**Directions**
Assemble all lines in which the string "Published" appears.
-- Start of Raw records --
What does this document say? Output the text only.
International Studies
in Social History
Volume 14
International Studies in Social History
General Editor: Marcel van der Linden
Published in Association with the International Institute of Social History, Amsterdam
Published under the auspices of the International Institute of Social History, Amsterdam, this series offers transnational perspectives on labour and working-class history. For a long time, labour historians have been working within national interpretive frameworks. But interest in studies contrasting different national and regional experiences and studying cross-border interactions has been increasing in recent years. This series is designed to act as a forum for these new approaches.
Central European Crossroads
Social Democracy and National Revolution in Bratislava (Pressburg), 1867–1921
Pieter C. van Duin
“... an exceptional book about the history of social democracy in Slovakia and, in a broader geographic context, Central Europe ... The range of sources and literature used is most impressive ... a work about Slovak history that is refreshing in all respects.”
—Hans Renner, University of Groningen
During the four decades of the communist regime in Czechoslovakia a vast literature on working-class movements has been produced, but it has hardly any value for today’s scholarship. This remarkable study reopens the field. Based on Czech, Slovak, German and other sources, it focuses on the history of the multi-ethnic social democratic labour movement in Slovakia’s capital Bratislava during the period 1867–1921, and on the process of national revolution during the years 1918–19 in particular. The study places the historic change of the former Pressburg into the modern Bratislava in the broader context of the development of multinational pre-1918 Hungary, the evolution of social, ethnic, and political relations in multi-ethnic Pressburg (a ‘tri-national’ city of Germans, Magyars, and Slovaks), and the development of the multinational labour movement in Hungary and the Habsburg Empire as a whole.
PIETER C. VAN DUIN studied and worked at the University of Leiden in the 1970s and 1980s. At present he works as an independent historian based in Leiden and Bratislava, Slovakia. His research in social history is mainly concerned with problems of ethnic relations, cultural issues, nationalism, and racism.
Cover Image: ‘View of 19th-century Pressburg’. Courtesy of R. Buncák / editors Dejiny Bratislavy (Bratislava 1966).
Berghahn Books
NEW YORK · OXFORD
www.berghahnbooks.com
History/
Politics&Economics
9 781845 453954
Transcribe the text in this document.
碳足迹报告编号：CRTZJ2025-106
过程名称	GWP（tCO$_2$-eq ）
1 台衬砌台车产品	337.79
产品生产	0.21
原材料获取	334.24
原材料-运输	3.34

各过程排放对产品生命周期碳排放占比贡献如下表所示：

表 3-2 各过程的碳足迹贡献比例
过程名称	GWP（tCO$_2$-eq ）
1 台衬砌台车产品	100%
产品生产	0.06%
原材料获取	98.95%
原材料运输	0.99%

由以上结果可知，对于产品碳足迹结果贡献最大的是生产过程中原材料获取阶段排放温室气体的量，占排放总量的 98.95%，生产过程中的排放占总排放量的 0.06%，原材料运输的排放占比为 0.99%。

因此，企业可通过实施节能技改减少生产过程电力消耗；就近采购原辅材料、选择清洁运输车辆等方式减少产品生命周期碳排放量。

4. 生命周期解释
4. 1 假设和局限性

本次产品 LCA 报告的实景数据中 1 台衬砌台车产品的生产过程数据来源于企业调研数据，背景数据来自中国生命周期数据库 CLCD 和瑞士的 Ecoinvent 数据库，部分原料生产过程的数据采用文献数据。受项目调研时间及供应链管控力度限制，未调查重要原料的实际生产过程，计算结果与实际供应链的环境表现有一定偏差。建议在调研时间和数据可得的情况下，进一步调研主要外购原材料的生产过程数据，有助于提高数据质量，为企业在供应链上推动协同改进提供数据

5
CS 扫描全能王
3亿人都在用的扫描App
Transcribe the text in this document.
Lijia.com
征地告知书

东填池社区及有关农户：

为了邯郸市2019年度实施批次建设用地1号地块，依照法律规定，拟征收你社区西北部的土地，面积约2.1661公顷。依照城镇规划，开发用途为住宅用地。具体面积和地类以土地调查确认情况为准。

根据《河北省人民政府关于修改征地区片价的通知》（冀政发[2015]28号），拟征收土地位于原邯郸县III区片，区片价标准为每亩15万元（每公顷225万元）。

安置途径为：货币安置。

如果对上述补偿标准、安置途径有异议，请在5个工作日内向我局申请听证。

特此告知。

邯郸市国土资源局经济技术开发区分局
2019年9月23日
-- End of Raw records --
**Expected answer**
Published in Association with the International Institute of Social History, Amsterdam
Published under the auspices of the International Institute of Social History, Amsterdam, this series offers transnational perspectives on labour and working-class history. For a long time, labour historians have been working within national interpretive frameworks. But interest in studies contrasting different national and regional experiences and studying cross-border interactions has been increasing in recent years. This series is designed to act as a forum for these new approaches.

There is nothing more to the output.